> [Given exercise]:
Without altering anything, repeat each of the records.

> [Records for this task]:
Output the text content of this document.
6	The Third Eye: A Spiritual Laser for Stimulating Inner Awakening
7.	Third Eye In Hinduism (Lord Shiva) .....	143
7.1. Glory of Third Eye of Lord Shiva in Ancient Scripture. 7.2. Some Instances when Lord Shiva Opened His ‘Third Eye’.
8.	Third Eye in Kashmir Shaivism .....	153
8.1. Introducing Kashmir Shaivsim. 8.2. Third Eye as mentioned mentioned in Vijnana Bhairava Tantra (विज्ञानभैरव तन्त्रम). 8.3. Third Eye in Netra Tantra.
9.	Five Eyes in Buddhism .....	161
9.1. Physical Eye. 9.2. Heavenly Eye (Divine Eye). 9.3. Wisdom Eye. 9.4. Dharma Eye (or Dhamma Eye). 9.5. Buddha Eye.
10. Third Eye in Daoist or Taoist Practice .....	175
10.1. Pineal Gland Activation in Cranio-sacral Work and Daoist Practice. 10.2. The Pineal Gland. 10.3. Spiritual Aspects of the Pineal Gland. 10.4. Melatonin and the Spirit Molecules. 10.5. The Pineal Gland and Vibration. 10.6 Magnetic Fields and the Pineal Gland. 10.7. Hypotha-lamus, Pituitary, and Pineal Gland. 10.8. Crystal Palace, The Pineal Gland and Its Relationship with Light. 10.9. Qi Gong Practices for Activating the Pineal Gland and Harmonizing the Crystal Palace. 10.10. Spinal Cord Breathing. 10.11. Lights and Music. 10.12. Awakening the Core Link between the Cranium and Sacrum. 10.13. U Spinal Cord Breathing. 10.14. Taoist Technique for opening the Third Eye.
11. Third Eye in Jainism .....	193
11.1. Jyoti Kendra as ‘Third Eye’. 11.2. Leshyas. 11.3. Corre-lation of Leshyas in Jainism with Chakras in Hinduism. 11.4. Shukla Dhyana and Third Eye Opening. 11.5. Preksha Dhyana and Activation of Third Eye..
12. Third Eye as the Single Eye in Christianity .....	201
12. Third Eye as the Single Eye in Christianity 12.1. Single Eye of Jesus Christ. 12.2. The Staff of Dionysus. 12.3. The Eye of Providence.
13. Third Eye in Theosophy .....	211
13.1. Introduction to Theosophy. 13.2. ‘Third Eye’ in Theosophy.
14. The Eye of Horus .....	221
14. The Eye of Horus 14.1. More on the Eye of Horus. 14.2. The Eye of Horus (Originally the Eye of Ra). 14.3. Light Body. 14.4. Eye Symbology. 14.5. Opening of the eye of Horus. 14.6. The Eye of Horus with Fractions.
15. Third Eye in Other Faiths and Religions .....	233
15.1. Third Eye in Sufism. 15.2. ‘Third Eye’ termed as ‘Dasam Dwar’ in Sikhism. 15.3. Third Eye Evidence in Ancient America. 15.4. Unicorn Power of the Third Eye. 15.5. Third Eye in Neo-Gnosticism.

> [In response]:
Output the text content of this document.
6	The Third Eye: A Spiritual Laser for Stimulating Inner Awakening
7.	Third Eye In Hinduism (Lord Shiva) .....	143
7.1. Glory of Third Eye of Lord Shiva in Ancient Scripture. 7.2. Some Instances when Lord Shiva Opened His ‘Third Eye’.
8.	Third Eye in Kashmir Shaivism .....	153
8.1. Introducing Kashmir Shaivsim. 8.2. Third Eye as mentioned mentioned in Vijnana Bhairava Tantra (विज्ञानभैरव तन्त्रम). 8.3. Third Eye in Netra Tantra.
9.	Five Eyes in Buddhism .....	161
9.1. Physical Eye. 9.2. Heavenly Eye (Divine Eye). 9.3. Wisdom Eye. 9.4. Dharma Eye (or Dhamma Eye). 9.5. Buddha Eye.
10. Third Eye in Daoist or Taoist Practice .....	175
10.1. Pineal Gland Activation in Cranio-sacral Work and Daoist Practice. 10.2. The Pineal Gland. 10.3. Spiritual Aspects of the Pineal Gland. 10.4. Melatonin and the Spirit Molecules. 10.5. The Pineal Gland and Vibration. 10.6 Magnetic Fields and the Pineal Gland. 10.7. Hypotha-lamus, Pituitary, and Pineal Gland. 10.8. Crystal Palace, The Pineal Gland and Its Relationship with Light. 10.9. Qi Gong Practices for Activating the Pineal Gland and Harmonizing the Crystal Palace. 10.10. Spinal Cord Breathing. 10.11. Lights and Music. 10.12. Awakening the Core Link between the Cranium and Sacrum. 10.13. U Spinal Cord Breathing. 10.14. Taoist Technique for opening the Third Eye.
11. Third Eye in Jainism .....	193
11.1. Jyoti Kendra as ‘Third Eye’. 11.2. Leshyas. 11.3. Corre-lation of Leshyas in Jainism with Chakras in Hinduism. 11.4. Shukla Dhyana and Third Eye Opening. 11.5. Preksha Dhyana and Activation of Third Eye..
12. Third Eye as the Single Eye in Christianity .....	201
12. Third Eye as the Single Eye in Christianity 12.1. Single Eye of Jesus Christ. 12.2. The Staff of Dionysus. 12.3. The Eye of Providence.
13. Third Eye in Theosophy .....	211
13.1. Introduction to Theosophy. 13.2. ‘Third Eye’ in Theosophy.
14. The Eye of Horus .....	221
14. The Eye of Horus 14.1. More on the Eye of Horus. 14.2. The Eye of Horus (Originally the Eye of Ra). 14.3. Light Body. 14.4. Eye Symbology. 14.5. Opening of the eye of Horus. 14.6. The Eye of Horus with Fractions.
15. Third Eye in Other Faiths and Religions .....	233
15.1. Third Eye in Sufism. 15.2. ‘Third Eye’ termed as ‘Dasam Dwar’ in Sikhism. 15.3. Third Eye Evidence in Ancient America. 15.4. Unicorn Power of the Third Eye. 15.5. Third Eye in Neo-Gnosticism.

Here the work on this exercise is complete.